DATA SHOWN:
────────────────────────────────────────

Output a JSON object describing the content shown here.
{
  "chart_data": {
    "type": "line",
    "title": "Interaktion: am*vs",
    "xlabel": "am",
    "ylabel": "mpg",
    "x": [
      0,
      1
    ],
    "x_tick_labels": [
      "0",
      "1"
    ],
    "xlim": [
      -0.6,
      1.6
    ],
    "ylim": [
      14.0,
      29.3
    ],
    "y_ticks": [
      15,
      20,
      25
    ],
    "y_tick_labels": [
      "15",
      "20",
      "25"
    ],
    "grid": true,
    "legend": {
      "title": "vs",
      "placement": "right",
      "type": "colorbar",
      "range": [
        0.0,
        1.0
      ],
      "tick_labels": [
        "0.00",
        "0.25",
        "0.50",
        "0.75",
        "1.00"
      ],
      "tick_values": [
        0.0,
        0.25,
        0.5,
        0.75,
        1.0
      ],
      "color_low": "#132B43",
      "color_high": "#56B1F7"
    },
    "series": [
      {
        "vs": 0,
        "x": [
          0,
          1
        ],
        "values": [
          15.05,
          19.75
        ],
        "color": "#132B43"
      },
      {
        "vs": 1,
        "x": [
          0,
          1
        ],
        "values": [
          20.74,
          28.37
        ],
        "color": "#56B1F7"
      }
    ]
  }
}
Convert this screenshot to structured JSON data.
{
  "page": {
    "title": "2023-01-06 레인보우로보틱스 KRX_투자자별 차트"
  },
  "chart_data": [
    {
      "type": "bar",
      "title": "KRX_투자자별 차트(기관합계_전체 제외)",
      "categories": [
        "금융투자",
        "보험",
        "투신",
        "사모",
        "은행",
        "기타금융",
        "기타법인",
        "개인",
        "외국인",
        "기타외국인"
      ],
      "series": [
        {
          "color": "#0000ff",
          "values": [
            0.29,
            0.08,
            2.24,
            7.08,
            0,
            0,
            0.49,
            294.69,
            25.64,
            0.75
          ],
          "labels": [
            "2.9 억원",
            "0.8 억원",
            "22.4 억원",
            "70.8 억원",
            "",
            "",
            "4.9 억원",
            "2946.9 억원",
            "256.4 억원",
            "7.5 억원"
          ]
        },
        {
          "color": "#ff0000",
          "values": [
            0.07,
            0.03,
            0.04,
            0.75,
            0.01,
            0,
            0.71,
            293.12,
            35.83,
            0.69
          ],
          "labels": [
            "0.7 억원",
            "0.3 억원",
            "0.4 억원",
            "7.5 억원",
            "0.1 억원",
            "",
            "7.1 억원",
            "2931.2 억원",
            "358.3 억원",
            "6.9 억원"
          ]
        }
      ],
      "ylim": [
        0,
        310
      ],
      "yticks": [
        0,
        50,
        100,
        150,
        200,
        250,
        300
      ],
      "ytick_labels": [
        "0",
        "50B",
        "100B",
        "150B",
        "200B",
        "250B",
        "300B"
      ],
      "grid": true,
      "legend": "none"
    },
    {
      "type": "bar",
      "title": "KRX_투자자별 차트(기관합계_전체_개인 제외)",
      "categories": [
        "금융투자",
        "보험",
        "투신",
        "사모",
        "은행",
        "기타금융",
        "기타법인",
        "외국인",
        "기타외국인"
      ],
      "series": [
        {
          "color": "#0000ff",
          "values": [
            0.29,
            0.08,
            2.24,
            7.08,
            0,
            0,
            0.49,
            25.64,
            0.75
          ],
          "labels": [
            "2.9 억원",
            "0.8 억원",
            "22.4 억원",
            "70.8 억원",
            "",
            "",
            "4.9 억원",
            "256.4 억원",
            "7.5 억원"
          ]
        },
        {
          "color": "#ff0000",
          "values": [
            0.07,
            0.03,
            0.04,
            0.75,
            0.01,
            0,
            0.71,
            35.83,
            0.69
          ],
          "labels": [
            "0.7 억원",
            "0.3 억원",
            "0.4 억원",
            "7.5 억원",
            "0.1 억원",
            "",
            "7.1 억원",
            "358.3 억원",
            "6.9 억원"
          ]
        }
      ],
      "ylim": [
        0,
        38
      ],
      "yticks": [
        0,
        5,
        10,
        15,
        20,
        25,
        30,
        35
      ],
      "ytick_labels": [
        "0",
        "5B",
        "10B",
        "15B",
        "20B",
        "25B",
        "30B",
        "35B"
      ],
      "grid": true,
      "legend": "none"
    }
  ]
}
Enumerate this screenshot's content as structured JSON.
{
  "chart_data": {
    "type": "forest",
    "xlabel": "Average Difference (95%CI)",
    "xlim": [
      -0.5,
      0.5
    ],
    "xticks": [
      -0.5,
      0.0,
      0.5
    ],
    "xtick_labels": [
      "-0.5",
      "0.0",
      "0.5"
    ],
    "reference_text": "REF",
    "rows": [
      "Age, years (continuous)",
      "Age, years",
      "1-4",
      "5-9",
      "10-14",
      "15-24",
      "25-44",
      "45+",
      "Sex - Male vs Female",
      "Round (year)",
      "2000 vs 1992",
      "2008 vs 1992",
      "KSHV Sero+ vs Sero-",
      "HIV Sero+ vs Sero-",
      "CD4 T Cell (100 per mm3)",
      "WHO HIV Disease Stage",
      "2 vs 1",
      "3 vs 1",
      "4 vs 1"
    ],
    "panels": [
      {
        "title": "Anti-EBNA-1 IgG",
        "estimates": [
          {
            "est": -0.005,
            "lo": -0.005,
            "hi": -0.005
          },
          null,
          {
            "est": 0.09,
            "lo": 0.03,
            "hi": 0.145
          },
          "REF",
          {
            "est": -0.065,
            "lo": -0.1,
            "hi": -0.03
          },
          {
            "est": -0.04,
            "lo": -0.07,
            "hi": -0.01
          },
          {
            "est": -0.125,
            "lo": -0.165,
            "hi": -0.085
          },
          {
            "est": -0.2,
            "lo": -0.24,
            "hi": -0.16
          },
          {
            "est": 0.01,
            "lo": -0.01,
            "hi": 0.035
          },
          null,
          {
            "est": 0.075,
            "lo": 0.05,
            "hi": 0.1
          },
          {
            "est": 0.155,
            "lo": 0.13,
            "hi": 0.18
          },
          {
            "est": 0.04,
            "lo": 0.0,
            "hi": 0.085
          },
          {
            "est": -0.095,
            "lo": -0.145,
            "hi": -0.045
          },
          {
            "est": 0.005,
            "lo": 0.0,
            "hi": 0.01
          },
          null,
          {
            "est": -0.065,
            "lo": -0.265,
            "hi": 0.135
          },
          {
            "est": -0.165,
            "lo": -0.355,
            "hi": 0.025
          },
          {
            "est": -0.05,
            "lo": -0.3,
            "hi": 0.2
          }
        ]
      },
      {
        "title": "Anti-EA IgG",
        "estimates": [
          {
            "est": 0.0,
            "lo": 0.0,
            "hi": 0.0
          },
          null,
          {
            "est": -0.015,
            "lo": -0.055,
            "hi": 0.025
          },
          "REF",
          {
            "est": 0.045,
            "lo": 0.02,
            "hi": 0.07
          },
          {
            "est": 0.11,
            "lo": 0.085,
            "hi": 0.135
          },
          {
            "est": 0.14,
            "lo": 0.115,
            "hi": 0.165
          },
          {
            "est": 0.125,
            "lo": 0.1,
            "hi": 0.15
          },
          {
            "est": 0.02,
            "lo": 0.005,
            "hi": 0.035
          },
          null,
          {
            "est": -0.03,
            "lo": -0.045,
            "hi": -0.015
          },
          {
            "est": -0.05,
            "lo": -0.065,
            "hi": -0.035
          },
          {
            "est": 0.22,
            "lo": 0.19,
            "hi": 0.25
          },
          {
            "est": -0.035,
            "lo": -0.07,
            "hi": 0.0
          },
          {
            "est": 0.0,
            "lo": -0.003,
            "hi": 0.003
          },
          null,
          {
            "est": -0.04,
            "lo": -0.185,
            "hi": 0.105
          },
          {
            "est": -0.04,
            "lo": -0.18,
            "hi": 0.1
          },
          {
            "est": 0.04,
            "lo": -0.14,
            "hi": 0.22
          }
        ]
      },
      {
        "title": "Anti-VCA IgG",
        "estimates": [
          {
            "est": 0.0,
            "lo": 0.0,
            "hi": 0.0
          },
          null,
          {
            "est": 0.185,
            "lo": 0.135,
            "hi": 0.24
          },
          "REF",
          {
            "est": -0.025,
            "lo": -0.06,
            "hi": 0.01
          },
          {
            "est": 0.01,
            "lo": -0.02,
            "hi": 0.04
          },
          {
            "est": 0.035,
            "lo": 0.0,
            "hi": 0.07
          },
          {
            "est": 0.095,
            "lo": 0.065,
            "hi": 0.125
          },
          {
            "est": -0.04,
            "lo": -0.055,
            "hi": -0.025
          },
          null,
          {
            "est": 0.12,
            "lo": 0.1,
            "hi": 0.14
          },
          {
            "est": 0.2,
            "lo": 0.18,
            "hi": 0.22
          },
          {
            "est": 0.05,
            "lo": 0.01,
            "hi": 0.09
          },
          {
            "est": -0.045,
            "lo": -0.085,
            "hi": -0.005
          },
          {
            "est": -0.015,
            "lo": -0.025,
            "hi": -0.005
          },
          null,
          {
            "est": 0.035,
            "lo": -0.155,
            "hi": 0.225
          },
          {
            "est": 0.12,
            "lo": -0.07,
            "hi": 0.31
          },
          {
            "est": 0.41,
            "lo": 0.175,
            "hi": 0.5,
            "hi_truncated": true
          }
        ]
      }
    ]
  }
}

────────────────────────────────────────

Tally the lines of the preceding listing in which the word "true" appears; state nothing but the total.

SOLUTION TO THE PROBLEM: 4